▶ TASK STATEMENT
Scan the entries below and report only how many lines contain "title".

# START OF SOURCE DATA

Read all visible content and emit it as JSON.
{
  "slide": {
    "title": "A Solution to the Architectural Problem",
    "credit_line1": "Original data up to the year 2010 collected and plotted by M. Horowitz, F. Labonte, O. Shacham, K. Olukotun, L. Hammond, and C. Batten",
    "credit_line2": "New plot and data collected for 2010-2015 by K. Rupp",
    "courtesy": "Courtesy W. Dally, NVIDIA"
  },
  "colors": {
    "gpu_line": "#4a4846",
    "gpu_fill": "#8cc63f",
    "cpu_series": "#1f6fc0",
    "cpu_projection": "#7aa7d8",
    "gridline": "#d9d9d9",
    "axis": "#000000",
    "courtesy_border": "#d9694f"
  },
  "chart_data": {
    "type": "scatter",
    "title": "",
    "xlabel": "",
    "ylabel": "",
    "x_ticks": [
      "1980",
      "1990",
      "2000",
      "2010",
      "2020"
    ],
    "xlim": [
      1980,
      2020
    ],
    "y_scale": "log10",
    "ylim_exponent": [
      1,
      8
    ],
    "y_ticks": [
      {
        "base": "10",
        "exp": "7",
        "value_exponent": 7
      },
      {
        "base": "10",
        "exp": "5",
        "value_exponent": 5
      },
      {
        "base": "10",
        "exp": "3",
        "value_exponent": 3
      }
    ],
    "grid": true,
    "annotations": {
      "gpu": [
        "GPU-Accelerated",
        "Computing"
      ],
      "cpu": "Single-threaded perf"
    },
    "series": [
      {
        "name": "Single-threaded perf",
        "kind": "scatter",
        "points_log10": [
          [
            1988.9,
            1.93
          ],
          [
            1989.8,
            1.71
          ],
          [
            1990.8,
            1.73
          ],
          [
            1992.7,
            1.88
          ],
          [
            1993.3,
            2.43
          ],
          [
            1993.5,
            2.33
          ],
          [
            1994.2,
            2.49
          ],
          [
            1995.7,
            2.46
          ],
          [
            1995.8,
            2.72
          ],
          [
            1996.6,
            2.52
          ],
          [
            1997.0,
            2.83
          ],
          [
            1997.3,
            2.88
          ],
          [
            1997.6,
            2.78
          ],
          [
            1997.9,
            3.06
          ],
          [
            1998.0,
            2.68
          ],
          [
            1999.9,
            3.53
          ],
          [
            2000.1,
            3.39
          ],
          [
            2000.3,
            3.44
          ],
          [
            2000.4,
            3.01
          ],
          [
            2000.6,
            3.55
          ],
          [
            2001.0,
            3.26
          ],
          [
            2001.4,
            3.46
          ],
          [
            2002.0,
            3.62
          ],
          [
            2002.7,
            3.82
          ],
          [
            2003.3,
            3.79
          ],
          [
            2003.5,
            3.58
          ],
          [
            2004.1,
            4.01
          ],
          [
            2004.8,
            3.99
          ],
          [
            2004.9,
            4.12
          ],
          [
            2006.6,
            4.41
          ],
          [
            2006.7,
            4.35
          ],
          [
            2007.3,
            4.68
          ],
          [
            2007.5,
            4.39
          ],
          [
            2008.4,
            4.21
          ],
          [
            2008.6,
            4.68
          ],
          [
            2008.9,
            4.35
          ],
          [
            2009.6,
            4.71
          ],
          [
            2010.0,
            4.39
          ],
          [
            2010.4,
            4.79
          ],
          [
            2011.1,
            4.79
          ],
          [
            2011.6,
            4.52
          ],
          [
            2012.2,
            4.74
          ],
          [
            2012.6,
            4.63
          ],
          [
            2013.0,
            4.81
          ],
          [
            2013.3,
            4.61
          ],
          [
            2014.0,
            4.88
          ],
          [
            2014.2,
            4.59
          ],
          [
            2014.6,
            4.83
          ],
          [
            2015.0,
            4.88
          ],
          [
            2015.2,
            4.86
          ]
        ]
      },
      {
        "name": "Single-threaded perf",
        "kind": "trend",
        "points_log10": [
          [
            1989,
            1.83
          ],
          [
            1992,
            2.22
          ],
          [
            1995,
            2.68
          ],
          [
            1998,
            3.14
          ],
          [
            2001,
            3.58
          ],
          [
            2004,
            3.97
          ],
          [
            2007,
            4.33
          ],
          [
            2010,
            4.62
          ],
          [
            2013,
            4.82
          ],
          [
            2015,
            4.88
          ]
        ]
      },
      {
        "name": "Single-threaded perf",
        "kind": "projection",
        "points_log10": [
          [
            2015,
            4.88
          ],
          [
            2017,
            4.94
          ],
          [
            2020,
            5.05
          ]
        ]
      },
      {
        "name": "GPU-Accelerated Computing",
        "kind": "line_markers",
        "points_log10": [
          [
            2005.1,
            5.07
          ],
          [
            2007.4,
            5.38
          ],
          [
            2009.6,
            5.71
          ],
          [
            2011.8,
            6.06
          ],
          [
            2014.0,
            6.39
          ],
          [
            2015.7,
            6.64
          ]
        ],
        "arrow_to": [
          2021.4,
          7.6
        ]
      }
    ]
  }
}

# END OF SOURCE DATA

▶ TASK RESPONSE
2